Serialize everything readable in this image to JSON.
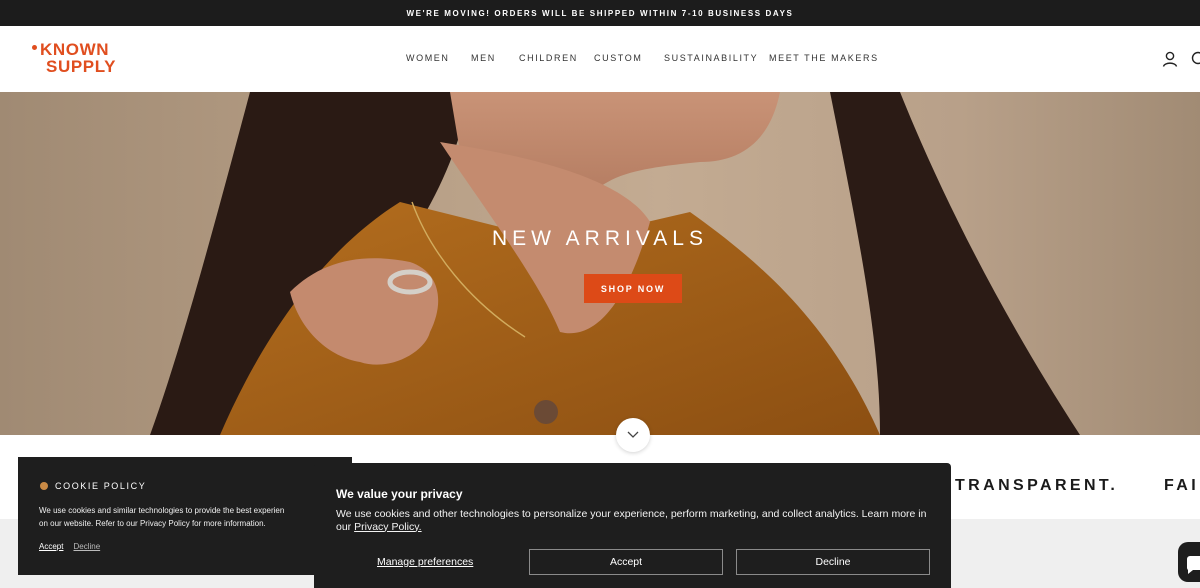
{
  "announcement": {
    "text": "WE'RE MOVING! ORDERS WILL BE SHIPPED WITHIN 7-10 BUSINESS DAYS"
  },
  "header": {
    "logo": {
      "line1": "KNOWN",
      "line2": "SUPPLY",
      "color": "#e04e1f"
    },
    "nav": [
      "WOMEN",
      "MEN",
      "CHILDREN",
      "CUSTOM",
      "SUSTAINABILITY",
      "MEET THE MAKERS"
    ],
    "icons": [
      "account-icon",
      "search-icon"
    ]
  },
  "hero": {
    "title": "NEW ARRIVALS",
    "cta": "SHOP NOW",
    "accent": "#dd4a17"
  },
  "marquee": {
    "words": [
      "TRANSPARENT.",
      "FAI"
    ]
  },
  "cookie_policy": {
    "title": "COOKIE POLICY",
    "line1": "We use cookies and similar technologies to provide the best experien",
    "line2": "on our website. Refer to our Privacy Policy for more information.",
    "accept": "Accept",
    "decline": "Decline"
  },
  "privacy_dialog": {
    "title": "We value your privacy",
    "body": "We use cookies and other technologies to personalize your experience, perform marketing, and collect analytics. Learn more in our",
    "link": "Privacy Policy.",
    "manage": "Manage preferences",
    "accept": "Accept",
    "decline": "Decline"
  }
}
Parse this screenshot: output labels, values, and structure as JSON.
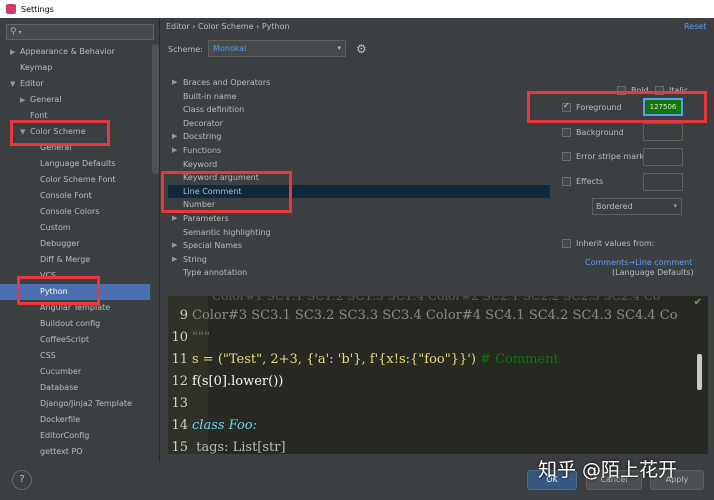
{
  "window": {
    "title": "Settings"
  },
  "search": {
    "icon": "search-icon",
    "placeholder": ""
  },
  "sidebar": {
    "items": [
      {
        "label": "Appearance & Behavior",
        "arrow": "▶",
        "indent": 0
      },
      {
        "label": "Keymap",
        "arrow": "",
        "indent": 0
      },
      {
        "label": "Editor",
        "arrow": "▼",
        "indent": 0
      },
      {
        "label": "General",
        "arrow": "▶",
        "indent": 1
      },
      {
        "label": "Font",
        "arrow": "",
        "indent": 1
      },
      {
        "label": "Color Scheme",
        "arrow": "▼",
        "indent": 1
      },
      {
        "label": "General",
        "arrow": "",
        "indent": 2
      },
      {
        "label": "Language Defaults",
        "arrow": "",
        "indent": 2
      },
      {
        "label": "Color Scheme Font",
        "arrow": "",
        "indent": 2
      },
      {
        "label": "Console Font",
        "arrow": "",
        "indent": 2
      },
      {
        "label": "Console Colors",
        "arrow": "",
        "indent": 2
      },
      {
        "label": "Custom",
        "arrow": "",
        "indent": 2
      },
      {
        "label": "Debugger",
        "arrow": "",
        "indent": 2
      },
      {
        "label": "Diff & Merge",
        "arrow": "",
        "indent": 2
      },
      {
        "label": "VCS",
        "arrow": "",
        "indent": 2
      },
      {
        "label": "Python",
        "arrow": "",
        "indent": 2,
        "selected": true
      },
      {
        "label": "Angular Template",
        "arrow": "",
        "indent": 2
      },
      {
        "label": "Buildout config",
        "arrow": "",
        "indent": 2
      },
      {
        "label": "CoffeeScript",
        "arrow": "",
        "indent": 2
      },
      {
        "label": "CSS",
        "arrow": "",
        "indent": 2
      },
      {
        "label": "Cucumber",
        "arrow": "",
        "indent": 2
      },
      {
        "label": "Database",
        "arrow": "",
        "indent": 2
      },
      {
        "label": "Django/Jinja2 Template",
        "arrow": "",
        "indent": 2
      },
      {
        "label": "Dockerfile",
        "arrow": "",
        "indent": 2
      },
      {
        "label": "EditorConfig",
        "arrow": "",
        "indent": 2
      },
      {
        "label": "gettext PO",
        "arrow": "",
        "indent": 2
      }
    ]
  },
  "breadcrumb": {
    "text": "Editor  ›  Color Scheme  ›  Python"
  },
  "reset": {
    "label": "Reset"
  },
  "scheme": {
    "label": "Scheme:",
    "value": "Monokai"
  },
  "elements": [
    {
      "label": "Braces and Operators",
      "arrow": "▶"
    },
    {
      "label": "Built-in name",
      "arrow": ""
    },
    {
      "label": "Class definition",
      "arrow": ""
    },
    {
      "label": "Decorator",
      "arrow": ""
    },
    {
      "label": "Docstring",
      "arrow": "▶"
    },
    {
      "label": "Functions",
      "arrow": "▶"
    },
    {
      "label": "Keyword",
      "arrow": ""
    },
    {
      "label": "Keyword argument",
      "arrow": ""
    },
    {
      "label": "Line Comment",
      "arrow": "",
      "selected": true
    },
    {
      "label": "Number",
      "arrow": ""
    },
    {
      "label": "Parameters",
      "arrow": "▶"
    },
    {
      "label": "Semantic highlighting",
      "arrow": ""
    },
    {
      "label": "Special Names",
      "arrow": "▶"
    },
    {
      "label": "String",
      "arrow": "▶"
    },
    {
      "label": "Type annotation",
      "arrow": ""
    }
  ],
  "attributes": {
    "bold": "Bold",
    "italic": "Italic",
    "foreground": {
      "label": "Foreground",
      "checked": true,
      "value": "127506",
      "color": "#127506"
    },
    "background": {
      "label": "Background",
      "checked": false
    },
    "error_stripe": {
      "label": "Error stripe mark",
      "checked": false
    },
    "effects": {
      "label": "Effects",
      "checked": false,
      "value": "Bordered"
    },
    "inherit": {
      "label": "Inherit values from:",
      "checked": false
    },
    "inherit_link": "Comments→Line comment",
    "inherit_source": "(Language Defaults)"
  },
  "preview": {
    "lines": [
      {
        "num": "9",
        "html": "Color#3 SC3.1 SC3.2 SC3.3 SC3.4 Color#4 SC4.1 SC4.2 SC4.3 SC4.4 Co"
      },
      {
        "num": "10",
        "html": "\"\"\""
      },
      {
        "num": "11",
        "html": "s = (\"Test\", 2+3, {'a': 'b'}, f'{x!s:{\"foo\"}}')   # Comment"
      },
      {
        "num": "12",
        "html": "f(s[0].lower())"
      },
      {
        "num": "13",
        "html": ""
      },
      {
        "num": "14",
        "html": "class Foo:"
      },
      {
        "num": "15",
        "html": "    tags: List[str]"
      }
    ]
  },
  "buttons": {
    "help": "?",
    "ok": "OK",
    "cancel": "Cancel",
    "apply": "Apply"
  },
  "watermark": "知乎 @陌上花开",
  "colors": {
    "accent": "#589df6",
    "selection": "#4b6eaf",
    "highlight": "#e8383d",
    "comment": "#127506"
  }
}
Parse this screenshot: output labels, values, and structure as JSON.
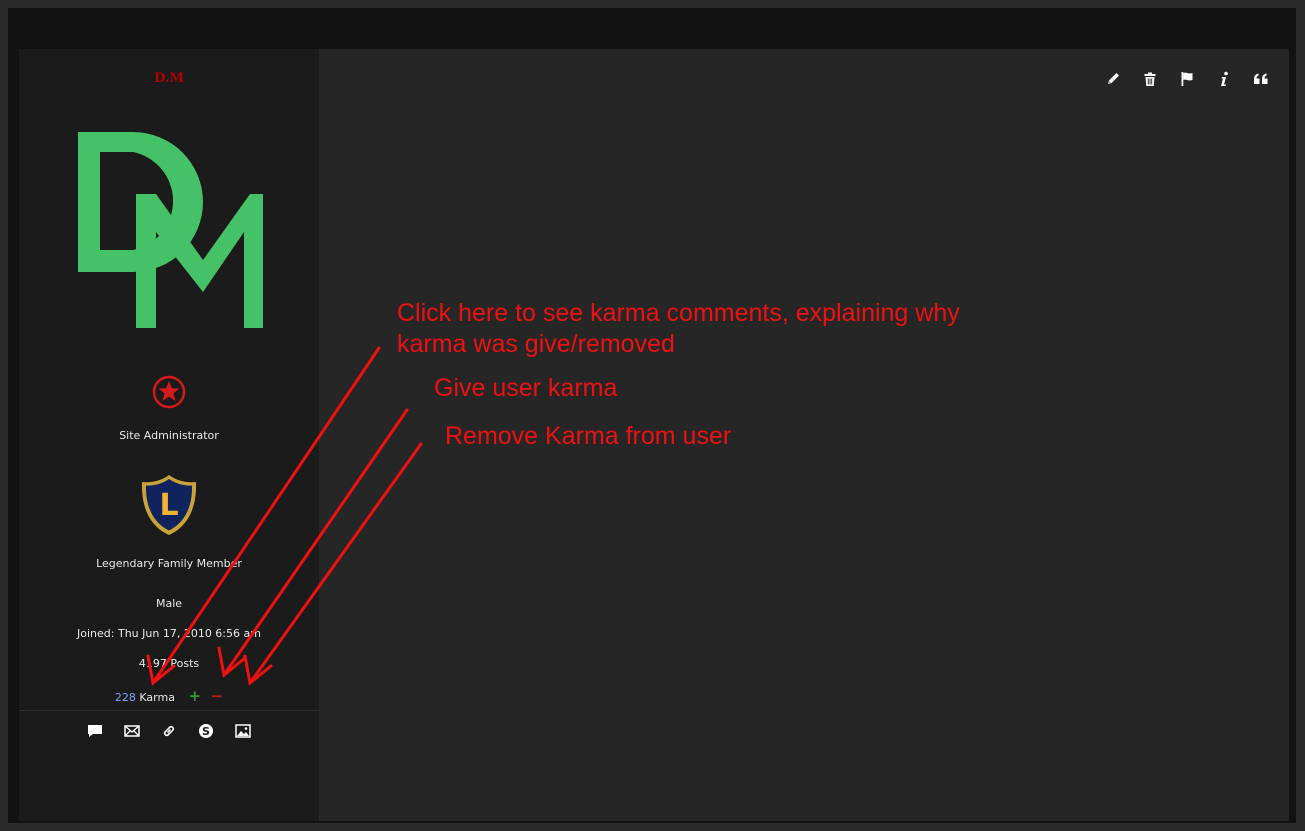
{
  "profile": {
    "username": "D.M",
    "rank_title": "Site Administrator",
    "group_title": "Legendary Family Member",
    "group_badge_letter": "L",
    "gender": "Male",
    "joined": "Joined: Thu Jun 17, 2010 6:56 am",
    "posts": "4197 Posts",
    "karma_count": "228",
    "karma_label": "Karma",
    "karma_plus": "+",
    "karma_minus": "−"
  },
  "contact_icons": [
    "message-icon",
    "email-icon",
    "link-icon",
    "skype-icon",
    "image-icon"
  ],
  "post_actions": [
    "edit-icon",
    "delete-icon",
    "report-icon",
    "info-icon",
    "quote-icon"
  ],
  "annotations": {
    "karma_comments_line1": "Click here to see karma comments, explaining why",
    "karma_comments_line2": "karma was give/removed",
    "give_karma": "Give user karma",
    "remove_karma": "Remove Karma from user"
  },
  "colors": {
    "username": "#b30000",
    "logo_green": "#45c168",
    "annotation_red": "#ee1111",
    "karma_count": "#7fa3ff",
    "karma_plus": "#2e9a2e",
    "karma_minus": "#c11c1c"
  }
}
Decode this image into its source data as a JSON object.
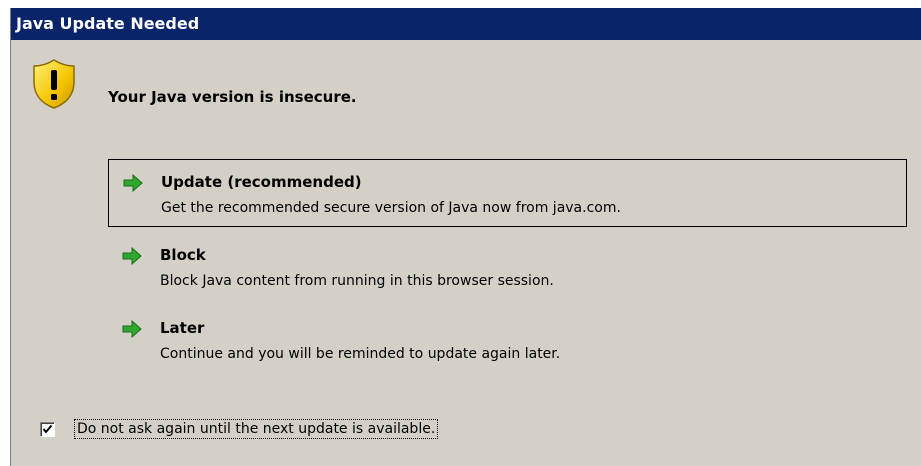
{
  "dialog": {
    "title": "Java Update Needed",
    "heading": "Your Java version is insecure.",
    "warning_icon": "warning-shield-icon"
  },
  "options": [
    {
      "title": "Update (recommended)",
      "description": "Get the recommended secure version of Java now from java.com.",
      "icon": "green-arrow-icon",
      "selected": true
    },
    {
      "title": "Block",
      "description": "Block Java content from running in this browser session.",
      "icon": "green-arrow-icon",
      "selected": false
    },
    {
      "title": "Later",
      "description": "Continue and you will be reminded to update again later.",
      "icon": "green-arrow-icon",
      "selected": false
    }
  ],
  "checkbox": {
    "label": "Do not ask again until the next update is available.",
    "checked": true
  },
  "colors": {
    "titlebar": "#0a246a",
    "dialog_background": "#d4d0c8",
    "arrow": "#2fa82f",
    "warning": "#f5c400"
  }
}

○ ○ ○

[Exercise objective] Repeat verbatim the range of lines that opens at the line containing "Decode this image" and closes at the last line of the entries, excluding all pictures.

[Worked solution]
Decode this image into its source data as a JSON object.
{
  "dialog": {
    "title": "Java Update Needed",
    "heading": "Your Java version is insecure.",
    "warning_icon": "warning-shield-icon"
  },
  "options": [
    {
      "title": "Update (recommended)",
      "description": "Get the recommended secure version of Java now from java.com.",
      "icon": "green-arrow-icon",
      "selected": true
    },
    {
      "title": "Block",
      "description": "Block Java content from running in this browser session.",
      "icon": "green-arrow-icon",
      "selected": false
    },
    {
      "title": "Later",
      "description": "Continue and you will be reminded to update again later.",
      "icon": "green-arrow-icon",
      "selected": false
    }
  ],
  "checkbox": {
    "label": "Do not ask again until the next update is available.",
    "checked": true
  },
  "colors": {
    "titlebar": "#0a246a",
    "dialog_background": "#d4d0c8",
    "arrow": "#2fa82f",
    "warning": "#f5c400"
  }
}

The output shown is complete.